**EXERCISE DESCRIPTION**:
Write out the data again exactly, skipping every picture.

○ ○ ○

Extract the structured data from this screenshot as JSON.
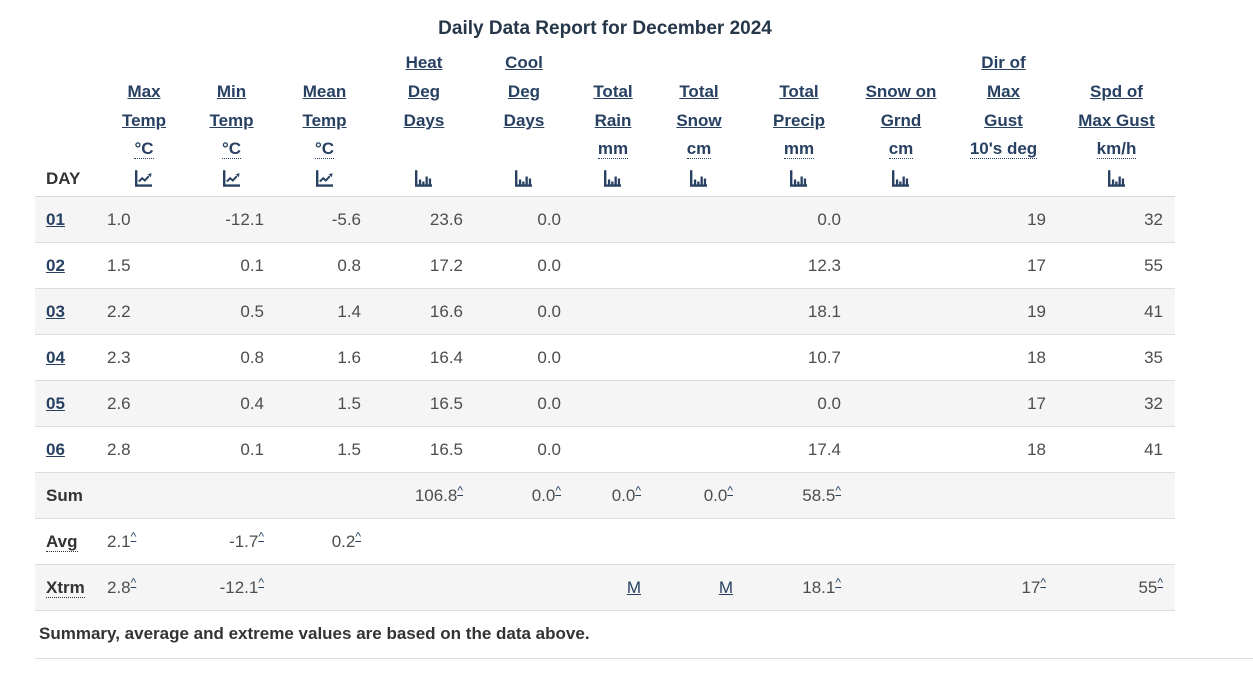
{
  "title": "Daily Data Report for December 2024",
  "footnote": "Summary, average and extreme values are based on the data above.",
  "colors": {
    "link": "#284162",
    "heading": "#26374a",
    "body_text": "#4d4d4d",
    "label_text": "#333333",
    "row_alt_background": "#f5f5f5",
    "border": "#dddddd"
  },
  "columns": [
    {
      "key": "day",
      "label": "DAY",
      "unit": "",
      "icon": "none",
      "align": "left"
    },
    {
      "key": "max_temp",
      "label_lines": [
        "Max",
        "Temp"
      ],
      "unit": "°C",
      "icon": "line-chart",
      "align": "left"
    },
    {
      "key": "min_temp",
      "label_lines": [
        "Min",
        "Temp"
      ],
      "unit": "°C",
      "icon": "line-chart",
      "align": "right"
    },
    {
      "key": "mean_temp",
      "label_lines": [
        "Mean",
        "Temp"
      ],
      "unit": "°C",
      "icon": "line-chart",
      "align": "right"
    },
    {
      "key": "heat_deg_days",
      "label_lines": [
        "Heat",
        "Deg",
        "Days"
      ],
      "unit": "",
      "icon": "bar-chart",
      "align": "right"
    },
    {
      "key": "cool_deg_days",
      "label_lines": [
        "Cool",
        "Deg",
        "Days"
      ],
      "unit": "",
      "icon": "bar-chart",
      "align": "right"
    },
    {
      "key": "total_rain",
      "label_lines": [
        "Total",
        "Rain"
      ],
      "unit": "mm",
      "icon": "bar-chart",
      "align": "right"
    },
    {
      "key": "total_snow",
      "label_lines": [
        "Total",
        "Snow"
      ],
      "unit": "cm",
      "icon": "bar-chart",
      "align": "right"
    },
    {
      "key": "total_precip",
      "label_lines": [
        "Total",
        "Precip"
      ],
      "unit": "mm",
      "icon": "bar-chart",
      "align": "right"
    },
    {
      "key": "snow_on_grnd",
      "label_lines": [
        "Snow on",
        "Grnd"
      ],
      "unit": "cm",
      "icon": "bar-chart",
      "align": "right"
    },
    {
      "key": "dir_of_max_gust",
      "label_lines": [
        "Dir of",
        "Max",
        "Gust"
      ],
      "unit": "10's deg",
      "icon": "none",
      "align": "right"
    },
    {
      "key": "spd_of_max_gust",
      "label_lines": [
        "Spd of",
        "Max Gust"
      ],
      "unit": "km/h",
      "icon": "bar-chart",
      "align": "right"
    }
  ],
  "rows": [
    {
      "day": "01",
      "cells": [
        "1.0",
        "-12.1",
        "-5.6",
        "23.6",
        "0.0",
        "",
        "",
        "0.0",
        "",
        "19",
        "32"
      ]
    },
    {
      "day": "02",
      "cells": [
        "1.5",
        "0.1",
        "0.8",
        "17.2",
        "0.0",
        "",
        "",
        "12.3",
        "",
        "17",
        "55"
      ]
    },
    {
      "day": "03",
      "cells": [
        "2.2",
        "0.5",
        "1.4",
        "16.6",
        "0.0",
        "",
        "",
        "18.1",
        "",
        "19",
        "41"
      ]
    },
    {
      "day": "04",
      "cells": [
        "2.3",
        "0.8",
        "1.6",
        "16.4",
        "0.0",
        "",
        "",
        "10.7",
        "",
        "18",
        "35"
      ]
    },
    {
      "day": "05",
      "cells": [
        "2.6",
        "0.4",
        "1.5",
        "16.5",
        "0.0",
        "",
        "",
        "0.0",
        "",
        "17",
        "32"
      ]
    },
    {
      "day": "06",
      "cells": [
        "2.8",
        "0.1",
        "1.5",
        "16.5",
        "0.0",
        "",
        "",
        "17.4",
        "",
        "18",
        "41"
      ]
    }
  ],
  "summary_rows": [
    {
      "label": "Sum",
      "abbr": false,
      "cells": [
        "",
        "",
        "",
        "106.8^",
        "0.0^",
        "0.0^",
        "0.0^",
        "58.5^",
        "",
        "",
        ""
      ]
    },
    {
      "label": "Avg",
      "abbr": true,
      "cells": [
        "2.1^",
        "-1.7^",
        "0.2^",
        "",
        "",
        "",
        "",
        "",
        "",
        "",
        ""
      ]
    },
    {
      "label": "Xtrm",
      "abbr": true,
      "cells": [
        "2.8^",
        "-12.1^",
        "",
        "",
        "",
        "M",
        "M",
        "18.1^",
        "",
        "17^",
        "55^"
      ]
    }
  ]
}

○ ○ ○

**FINAL RESULT**:
Extract the structured data from this screenshot as JSON.
{
  "title": "Daily Data Report for December 2024",
  "footnote": "Summary, average and extreme values are based on the data above.",
  "colors": {
    "link": "#284162",
    "heading": "#26374a",
    "body_text": "#4d4d4d",
    "label_text": "#333333",
    "row_alt_background": "#f5f5f5",
    "border": "#dddddd"
  },
  "columns": [
    {
      "key": "day",
      "label": "DAY",
      "unit": "",
      "icon": "none",
      "align": "left"
    },
    {
      "key": "max_temp",
      "label_lines": [
        "Max",
        "Temp"
      ],
      "unit": "°C",
      "icon": "line-chart",
      "align": "left"
    },
    {
      "key": "min_temp",
      "label_lines": [
        "Min",
        "Temp"
      ],
      "unit": "°C",
      "icon": "line-chart",
      "align": "right"
    },
    {
      "key": "mean_temp",
      "label_lines": [
        "Mean",
        "Temp"
      ],
      "unit": "°C",
      "icon": "line-chart",
      "align": "right"
    },
    {
      "key": "heat_deg_days",
      "label_lines": [
        "Heat",
        "Deg",
        "Days"
      ],
      "unit": "",
      "icon": "bar-chart",
      "align": "right"
    },
    {
      "key": "cool_deg_days",
      "label_lines": [
        "Cool",
        "Deg",
        "Days"
      ],
      "unit": "",
      "icon": "bar-chart",
      "align": "right"
    },
    {
      "key": "total_rain",
      "label_lines": [
        "Total",
        "Rain"
      ],
      "unit": "mm",
      "icon": "bar-chart",
      "align": "right"
    },
    {
      "key": "total_snow",
      "label_lines": [
        "Total",
        "Snow"
      ],
      "unit": "cm",
      "icon": "bar-chart",
      "align": "right"
    },
    {
      "key": "total_precip",
      "label_lines": [
        "Total",
        "Precip"
      ],
      "unit": "mm",
      "icon": "bar-chart",
      "align": "right"
    },
    {
      "key": "snow_on_grnd",
      "label_lines": [
        "Snow on",
        "Grnd"
      ],
      "unit": "cm",
      "icon": "bar-chart",
      "align": "right"
    },
    {
      "key": "dir_of_max_gust",
      "label_lines": [
        "Dir of",
        "Max",
        "Gust"
      ],
      "unit": "10's deg",
      "icon": "none",
      "align": "right"
    },
    {
      "key": "spd_of_max_gust",
      "label_lines": [
        "Spd of",
        "Max Gust"
      ],
      "unit": "km/h",
      "icon": "bar-chart",
      "align": "right"
    }
  ],
  "rows": [
    {
      "day": "01",
      "cells": [
        "1.0",
        "-12.1",
        "-5.6",
        "23.6",
        "0.0",
        "",
        "",
        "0.0",
        "",
        "19",
        "32"
      ]
    },
    {
      "day": "02",
      "cells": [
        "1.5",
        "0.1",
        "0.8",
        "17.2",
        "0.0",
        "",
        "",
        "12.3",
        "",
        "17",
        "55"
      ]
    },
    {
      "day": "03",
      "cells": [
        "2.2",
        "0.5",
        "1.4",
        "16.6",
        "0.0",
        "",
        "",
        "18.1",
        "",
        "19",
        "41"
      ]
    },
    {
      "day": "04",
      "cells": [
        "2.3",
        "0.8",
        "1.6",
        "16.4",
        "0.0",
        "",
        "",
        "10.7",
        "",
        "18",
        "35"
      ]
    },
    {
      "day": "05",
      "cells": [
        "2.6",
        "0.4",
        "1.5",
        "16.5",
        "0.0",
        "",
        "",
        "0.0",
        "",
        "17",
        "32"
      ]
    },
    {
      "day": "06",
      "cells": [
        "2.8",
        "0.1",
        "1.5",
        "16.5",
        "0.0",
        "",
        "",
        "17.4",
        "",
        "18",
        "41"
      ]
    }
  ],
  "summary_rows": [
    {
      "label": "Sum",
      "abbr": false,
      "cells": [
        "",
        "",
        "",
        "106.8^",
        "0.0^",
        "0.0^",
        "0.0^",
        "58.5^",
        "",
        "",
        ""
      ]
    },
    {
      "label": "Avg",
      "abbr": true,
      "cells": [
        "2.1^",
        "-1.7^",
        "0.2^",
        "",
        "",
        "",
        "",
        "",
        "",
        "",
        ""
      ]
    },
    {
      "label": "Xtrm",
      "abbr": true,
      "cells": [
        "2.8^",
        "-12.1^",
        "",
        "",
        "",
        "M",
        "M",
        "18.1^",
        "",
        "17^",
        "55^"
      ]
    }
  ]
}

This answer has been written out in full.